[Excerpts from an interface dataset]

━━━━━━━━

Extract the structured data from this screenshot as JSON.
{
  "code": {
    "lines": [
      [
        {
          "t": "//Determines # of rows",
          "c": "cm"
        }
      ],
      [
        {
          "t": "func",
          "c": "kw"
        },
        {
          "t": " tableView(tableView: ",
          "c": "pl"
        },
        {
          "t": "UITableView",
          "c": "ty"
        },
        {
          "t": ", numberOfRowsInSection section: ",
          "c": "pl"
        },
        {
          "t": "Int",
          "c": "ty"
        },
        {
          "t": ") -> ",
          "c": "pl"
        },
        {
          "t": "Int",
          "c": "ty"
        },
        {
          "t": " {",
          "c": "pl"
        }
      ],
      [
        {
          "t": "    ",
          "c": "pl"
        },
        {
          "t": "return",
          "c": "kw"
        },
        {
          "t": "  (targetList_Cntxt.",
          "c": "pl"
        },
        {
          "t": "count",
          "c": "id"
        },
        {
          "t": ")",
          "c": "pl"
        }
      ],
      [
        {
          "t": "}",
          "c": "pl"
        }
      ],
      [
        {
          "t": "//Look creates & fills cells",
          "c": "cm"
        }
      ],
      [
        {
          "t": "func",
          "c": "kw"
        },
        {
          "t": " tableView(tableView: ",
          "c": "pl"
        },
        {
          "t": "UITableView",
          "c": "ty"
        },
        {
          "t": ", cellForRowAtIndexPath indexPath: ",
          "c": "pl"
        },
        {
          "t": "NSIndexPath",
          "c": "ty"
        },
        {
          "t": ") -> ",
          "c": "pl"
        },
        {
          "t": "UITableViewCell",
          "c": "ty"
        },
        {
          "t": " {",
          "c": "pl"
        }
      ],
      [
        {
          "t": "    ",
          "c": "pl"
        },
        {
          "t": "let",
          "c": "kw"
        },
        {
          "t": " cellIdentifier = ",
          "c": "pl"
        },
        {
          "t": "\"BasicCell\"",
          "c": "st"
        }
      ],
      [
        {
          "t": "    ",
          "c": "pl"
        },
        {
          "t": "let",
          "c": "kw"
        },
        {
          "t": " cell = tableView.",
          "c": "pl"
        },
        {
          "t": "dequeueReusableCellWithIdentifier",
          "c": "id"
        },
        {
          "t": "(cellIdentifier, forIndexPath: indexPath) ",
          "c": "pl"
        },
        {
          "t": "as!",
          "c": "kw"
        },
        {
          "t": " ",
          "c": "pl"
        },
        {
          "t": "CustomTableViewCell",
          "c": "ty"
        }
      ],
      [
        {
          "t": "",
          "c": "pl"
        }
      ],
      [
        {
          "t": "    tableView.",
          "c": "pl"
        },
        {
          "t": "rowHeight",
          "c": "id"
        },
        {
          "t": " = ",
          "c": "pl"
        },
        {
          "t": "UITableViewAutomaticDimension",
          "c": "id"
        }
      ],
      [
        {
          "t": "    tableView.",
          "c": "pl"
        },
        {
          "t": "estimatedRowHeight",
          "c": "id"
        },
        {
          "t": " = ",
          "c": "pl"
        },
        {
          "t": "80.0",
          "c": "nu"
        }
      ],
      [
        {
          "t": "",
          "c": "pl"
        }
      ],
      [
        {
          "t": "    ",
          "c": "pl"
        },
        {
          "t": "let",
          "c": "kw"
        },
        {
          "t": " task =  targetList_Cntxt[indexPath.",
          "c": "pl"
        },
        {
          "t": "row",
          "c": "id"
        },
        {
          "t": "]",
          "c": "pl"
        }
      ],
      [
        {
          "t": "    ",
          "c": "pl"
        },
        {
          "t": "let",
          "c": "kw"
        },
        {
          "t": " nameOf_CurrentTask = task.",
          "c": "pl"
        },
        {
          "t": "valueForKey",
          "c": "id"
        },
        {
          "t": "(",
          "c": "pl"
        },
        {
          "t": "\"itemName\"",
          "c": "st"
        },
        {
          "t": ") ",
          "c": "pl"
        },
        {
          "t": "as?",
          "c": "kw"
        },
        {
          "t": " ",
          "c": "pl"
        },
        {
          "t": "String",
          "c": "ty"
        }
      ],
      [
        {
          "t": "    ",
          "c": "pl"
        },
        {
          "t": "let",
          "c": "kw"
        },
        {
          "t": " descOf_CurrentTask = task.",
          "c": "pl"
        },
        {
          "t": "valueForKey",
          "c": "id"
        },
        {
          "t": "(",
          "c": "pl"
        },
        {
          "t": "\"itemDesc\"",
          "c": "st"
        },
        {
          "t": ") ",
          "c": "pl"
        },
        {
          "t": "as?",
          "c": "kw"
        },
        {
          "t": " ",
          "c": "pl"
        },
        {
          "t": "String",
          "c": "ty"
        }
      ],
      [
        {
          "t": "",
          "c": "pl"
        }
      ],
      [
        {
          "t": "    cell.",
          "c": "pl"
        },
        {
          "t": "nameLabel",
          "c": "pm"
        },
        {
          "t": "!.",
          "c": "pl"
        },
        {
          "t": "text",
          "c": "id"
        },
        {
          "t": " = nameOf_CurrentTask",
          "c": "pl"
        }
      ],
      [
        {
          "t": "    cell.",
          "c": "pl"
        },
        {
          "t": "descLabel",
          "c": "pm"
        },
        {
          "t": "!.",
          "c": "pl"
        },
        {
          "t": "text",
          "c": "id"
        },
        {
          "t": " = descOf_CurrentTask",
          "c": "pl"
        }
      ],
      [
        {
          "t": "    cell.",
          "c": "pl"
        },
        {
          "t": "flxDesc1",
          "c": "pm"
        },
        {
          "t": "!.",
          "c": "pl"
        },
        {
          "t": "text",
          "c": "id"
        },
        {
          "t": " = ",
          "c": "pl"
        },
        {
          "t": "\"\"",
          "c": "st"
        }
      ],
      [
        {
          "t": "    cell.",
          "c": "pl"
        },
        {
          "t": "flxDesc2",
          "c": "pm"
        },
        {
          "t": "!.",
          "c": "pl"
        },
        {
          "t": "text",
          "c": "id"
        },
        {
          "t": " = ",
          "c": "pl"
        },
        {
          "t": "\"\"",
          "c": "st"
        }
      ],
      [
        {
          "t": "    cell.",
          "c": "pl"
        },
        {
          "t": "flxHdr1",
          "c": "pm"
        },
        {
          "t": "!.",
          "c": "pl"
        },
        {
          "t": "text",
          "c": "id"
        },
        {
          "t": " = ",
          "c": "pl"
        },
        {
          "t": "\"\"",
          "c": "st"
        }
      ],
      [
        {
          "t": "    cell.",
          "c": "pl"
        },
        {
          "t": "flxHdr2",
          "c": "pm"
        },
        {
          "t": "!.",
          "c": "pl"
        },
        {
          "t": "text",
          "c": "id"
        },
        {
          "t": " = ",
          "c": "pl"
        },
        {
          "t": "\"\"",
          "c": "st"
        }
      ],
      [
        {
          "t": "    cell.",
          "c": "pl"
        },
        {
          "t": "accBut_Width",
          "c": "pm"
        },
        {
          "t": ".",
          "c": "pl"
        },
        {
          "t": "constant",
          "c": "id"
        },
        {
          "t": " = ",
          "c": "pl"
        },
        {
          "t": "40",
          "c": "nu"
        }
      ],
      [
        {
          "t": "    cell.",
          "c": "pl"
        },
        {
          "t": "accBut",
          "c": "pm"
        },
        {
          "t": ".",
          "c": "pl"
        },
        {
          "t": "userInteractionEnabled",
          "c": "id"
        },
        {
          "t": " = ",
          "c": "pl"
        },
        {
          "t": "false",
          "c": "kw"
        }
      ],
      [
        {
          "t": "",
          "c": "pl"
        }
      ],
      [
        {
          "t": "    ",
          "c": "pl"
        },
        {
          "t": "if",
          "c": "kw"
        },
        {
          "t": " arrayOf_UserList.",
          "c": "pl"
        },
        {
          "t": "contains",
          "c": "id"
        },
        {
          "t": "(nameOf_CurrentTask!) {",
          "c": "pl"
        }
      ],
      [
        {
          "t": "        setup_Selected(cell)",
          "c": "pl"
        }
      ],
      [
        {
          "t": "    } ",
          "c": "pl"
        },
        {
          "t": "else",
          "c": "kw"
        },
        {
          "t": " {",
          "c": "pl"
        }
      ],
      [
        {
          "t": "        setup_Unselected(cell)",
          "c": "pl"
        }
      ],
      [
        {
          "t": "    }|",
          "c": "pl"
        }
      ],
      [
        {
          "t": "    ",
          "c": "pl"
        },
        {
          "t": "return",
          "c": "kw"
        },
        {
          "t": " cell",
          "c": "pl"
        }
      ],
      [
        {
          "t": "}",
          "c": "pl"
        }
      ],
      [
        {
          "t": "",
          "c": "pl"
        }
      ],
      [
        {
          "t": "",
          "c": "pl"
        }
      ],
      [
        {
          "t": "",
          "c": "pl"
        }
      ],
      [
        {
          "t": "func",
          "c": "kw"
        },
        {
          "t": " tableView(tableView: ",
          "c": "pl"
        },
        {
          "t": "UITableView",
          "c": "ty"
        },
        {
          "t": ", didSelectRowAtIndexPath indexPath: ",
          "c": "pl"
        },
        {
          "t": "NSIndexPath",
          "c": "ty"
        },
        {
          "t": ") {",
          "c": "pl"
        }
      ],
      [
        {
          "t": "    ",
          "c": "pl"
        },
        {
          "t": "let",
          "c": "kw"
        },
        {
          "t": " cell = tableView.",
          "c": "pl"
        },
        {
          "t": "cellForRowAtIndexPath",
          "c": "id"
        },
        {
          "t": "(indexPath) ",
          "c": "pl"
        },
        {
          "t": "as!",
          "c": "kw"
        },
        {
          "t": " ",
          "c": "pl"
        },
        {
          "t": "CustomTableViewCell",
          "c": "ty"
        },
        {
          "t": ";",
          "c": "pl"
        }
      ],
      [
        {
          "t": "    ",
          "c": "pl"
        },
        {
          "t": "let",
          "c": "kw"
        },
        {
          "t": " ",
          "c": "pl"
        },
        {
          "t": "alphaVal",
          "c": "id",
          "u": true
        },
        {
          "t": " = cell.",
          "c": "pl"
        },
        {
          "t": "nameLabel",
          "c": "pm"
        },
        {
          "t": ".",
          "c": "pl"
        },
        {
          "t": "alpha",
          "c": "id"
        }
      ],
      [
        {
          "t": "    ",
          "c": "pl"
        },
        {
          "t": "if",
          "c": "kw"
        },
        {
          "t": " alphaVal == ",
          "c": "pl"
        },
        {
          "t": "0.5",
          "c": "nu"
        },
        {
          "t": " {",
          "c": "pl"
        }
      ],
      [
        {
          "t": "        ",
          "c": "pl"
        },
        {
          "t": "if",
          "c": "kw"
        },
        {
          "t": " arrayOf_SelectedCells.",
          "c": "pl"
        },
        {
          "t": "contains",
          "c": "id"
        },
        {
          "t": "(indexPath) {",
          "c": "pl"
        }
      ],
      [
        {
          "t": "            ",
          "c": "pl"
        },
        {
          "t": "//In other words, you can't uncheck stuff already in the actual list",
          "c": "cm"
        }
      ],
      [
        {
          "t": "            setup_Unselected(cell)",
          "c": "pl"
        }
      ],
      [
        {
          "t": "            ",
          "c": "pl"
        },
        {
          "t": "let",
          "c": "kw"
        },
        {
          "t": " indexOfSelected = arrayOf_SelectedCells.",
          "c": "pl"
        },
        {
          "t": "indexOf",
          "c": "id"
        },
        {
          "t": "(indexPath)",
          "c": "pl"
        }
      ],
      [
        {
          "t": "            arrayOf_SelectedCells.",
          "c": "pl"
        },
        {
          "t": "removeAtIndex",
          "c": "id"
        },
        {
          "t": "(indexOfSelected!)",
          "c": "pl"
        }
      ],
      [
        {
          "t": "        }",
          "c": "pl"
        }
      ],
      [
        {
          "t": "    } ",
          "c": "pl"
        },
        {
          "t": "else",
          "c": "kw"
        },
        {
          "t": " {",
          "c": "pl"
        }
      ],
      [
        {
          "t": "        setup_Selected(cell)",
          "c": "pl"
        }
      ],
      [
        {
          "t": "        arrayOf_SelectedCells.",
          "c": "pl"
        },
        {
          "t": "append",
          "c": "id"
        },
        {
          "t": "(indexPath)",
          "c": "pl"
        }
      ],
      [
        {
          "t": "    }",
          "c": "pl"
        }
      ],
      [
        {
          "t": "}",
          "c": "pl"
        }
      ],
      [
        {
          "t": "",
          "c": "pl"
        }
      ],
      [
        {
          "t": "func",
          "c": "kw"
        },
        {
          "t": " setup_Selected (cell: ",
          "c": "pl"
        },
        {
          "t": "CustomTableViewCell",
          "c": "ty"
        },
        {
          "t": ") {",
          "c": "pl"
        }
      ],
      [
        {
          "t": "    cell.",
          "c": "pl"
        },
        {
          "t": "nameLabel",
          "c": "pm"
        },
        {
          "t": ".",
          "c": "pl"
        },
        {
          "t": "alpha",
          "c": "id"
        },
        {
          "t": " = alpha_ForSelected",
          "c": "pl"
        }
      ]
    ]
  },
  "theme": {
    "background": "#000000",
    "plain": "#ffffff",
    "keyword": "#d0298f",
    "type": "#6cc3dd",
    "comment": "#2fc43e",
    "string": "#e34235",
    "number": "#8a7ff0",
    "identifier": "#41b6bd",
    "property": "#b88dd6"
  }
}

━━━━━━━━

**ACTIVITY**
Say the number of data lines holding "cellForRowAtIndexPath", without any other words.

**SOLUTION BELOW**
2